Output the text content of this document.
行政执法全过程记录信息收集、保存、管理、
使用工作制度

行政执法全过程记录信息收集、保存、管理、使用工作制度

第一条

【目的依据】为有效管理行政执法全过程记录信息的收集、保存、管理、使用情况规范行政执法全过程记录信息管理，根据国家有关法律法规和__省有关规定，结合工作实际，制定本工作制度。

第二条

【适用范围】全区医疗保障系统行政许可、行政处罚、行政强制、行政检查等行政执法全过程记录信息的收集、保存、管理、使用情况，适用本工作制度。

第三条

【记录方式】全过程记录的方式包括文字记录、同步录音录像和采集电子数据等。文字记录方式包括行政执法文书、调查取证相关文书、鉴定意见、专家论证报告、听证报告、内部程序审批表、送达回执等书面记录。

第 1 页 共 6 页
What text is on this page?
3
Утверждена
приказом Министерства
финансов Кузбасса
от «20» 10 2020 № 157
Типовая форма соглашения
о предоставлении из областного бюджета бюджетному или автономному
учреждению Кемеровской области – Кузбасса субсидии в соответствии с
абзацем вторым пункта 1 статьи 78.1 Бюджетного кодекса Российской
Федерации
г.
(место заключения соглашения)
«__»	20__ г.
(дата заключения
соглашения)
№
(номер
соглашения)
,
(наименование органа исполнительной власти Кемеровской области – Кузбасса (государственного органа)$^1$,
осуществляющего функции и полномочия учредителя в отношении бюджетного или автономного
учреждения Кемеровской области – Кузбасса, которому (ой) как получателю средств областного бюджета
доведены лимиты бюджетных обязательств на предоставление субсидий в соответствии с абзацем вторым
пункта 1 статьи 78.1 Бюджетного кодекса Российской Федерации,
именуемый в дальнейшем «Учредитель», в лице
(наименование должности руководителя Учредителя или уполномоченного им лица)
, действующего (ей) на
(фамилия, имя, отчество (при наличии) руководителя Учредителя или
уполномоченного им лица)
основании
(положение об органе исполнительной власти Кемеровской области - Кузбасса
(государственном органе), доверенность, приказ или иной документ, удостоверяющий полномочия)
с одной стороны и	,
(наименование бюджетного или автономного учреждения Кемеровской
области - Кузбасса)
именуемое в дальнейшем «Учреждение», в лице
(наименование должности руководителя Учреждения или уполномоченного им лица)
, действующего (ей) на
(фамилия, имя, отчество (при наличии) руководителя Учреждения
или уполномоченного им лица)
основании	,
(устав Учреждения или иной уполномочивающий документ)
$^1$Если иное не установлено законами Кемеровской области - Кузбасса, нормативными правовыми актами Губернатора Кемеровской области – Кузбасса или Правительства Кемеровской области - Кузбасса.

******************************

Exercise directions: Reproduce all of the records exactly.

Finished task:
Output the text content of this document.
行政执法全过程记录信息收集、保存、管理、
使用工作制度

行政执法全过程记录信息收集、保存、管理、使用工作制度

第一条

【目的依据】为有效管理行政执法全过程记录信息的收集、保存、管理、使用情况规范行政执法全过程记录信息管理，根据国家有关法律法规和__省有关规定，结合工作实际，制定本工作制度。

第二条

【适用范围】全区医疗保障系统行政许可、行政处罚、行政强制、行政检查等行政执法全过程记录信息的收集、保存、管理、使用情况，适用本工作制度。

第三条

【记录方式】全过程记录的方式包括文字记录、同步录音录像和采集电子数据等。文字记录方式包括行政执法文书、调查取证相关文书、鉴定意见、专家论证报告、听证报告、内部程序审批表、送达回执等书面记录。

第 1 页 共 6 页
What text is on this page?
3
Утверждена
приказом Министерства
финансов Кузбасса
от «20» 10 2020 № 157
Типовая форма соглашения
о предоставлении из областного бюджета бюджетному или автономному
учреждению Кемеровской области – Кузбасса субсидии в соответствии с
абзацем вторым пункта 1 статьи 78.1 Бюджетного кодекса Российской
Федерации
г.
(место заключения соглашения)
«__»	20__ г.
(дата заключения
соглашения)
№
(номер
соглашения)
,
(наименование органа исполнительной власти Кемеровской области – Кузбасса (государственного органа)$^1$,
осуществляющего функции и полномочия учредителя в отношении бюджетного или автономного
учреждения Кемеровской области – Кузбасса, которому (ой) как получателю средств областного бюджета
доведены лимиты бюджетных обязательств на предоставление субсидий в соответствии с абзацем вторым
пункта 1 статьи 78.1 Бюджетного кодекса Российской Федерации,
именуемый в дальнейшем «Учредитель», в лице
(наименование должности руководителя Учредителя или уполномоченного им лица)
, действующего (ей) на
(фамилия, имя, отчество (при наличии) руководителя Учредителя или
уполномоченного им лица)
основании
(положение об органе исполнительной власти Кемеровской области - Кузбасса
(государственном органе), доверенность, приказ или иной документ, удостоверяющий полномочия)
с одной стороны и	,
(наименование бюджетного или автономного учреждения Кемеровской
области - Кузбасса)
именуемое в дальнейшем «Учреждение», в лице
(наименование должности руководителя Учреждения или уполномоченного им лица)
, действующего (ей) на
(фамилия, имя, отчество (при наличии) руководителя Учреждения
или уполномоченного им лица)
основании	,
(устав Учреждения или иной уполномочивающий документ)
$^1$Если иное не установлено законами Кемеровской области - Кузбасса, нормативными правовыми актами Губернатора Кемеровской области – Кузбасса или Правительства Кемеровской области - Кузбасса.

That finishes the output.